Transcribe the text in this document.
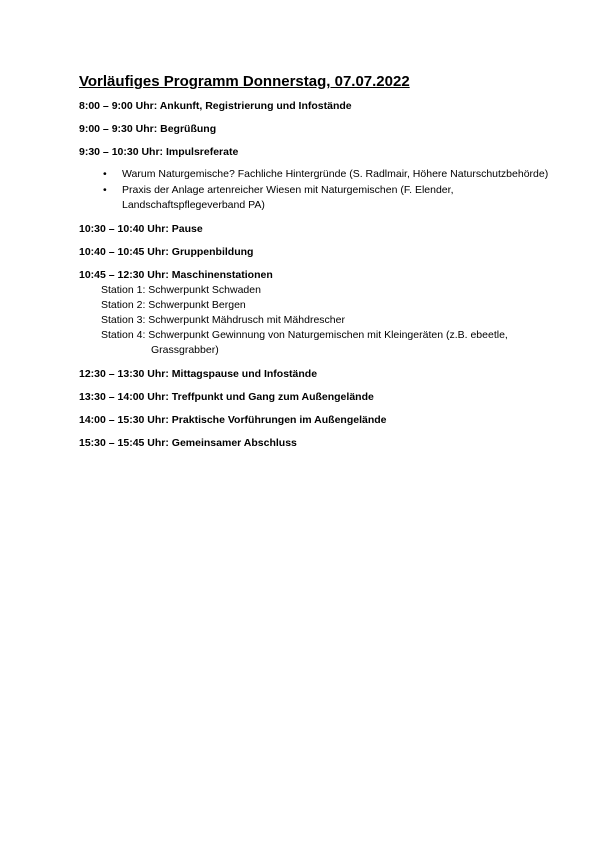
Vorläufiges Programm Donnerstag, 07.07.2022
8:00 – 9:00 Uhr: Ankunft, Registrierung und Infostände
9:00 – 9:30 Uhr: Begrüßung
9:30 – 10:30 Uhr: Impulsreferate
•	Warum Naturgemische? Fachliche Hintergründe (S. Radlmair, Höhere Naturschutzbehörde)
•	Praxis der Anlage artenreicher Wiesen mit Naturgemischen (F. Elender, Landschaftspflegeverband PA)
10:30 – 10:40 Uhr: Pause
10:40 – 10:45 Uhr: Gruppenbildung
10:45 – 12:30 Uhr: Maschinenstationen
Station 1: Schwerpunkt Schwaden
Station 2: Schwerpunkt Bergen
Station 3: Schwerpunkt Mähdrusch mit Mähdrescher
Station 4: Schwerpunkt Gewinnung von Naturgemischen mit Kleingeräten (z.B. ebeetle,
Grassgrabber)
12:30 – 13:30 Uhr: Mittagspause und Infostände
13:30 – 14:00 Uhr: Treffpunkt und Gang zum Außengelände
14:00 – 15:30 Uhr: Praktische Vorführungen im Außengelände
15:30 – 15:45 Uhr: Gemeinsamer Abschluss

→ Required work
Search the entries for the string "Naturgemischen" and collect each line that has it.

→ Output for this task
•	Praxis der Anlage artenreicher Wiesen mit Naturgemischen (F. Elender, Landschaftspflegeverband PA)
Station 4: Schwerpunkt Gewinnung von Naturgemischen mit Kleingeräten (z.B. ebeetle,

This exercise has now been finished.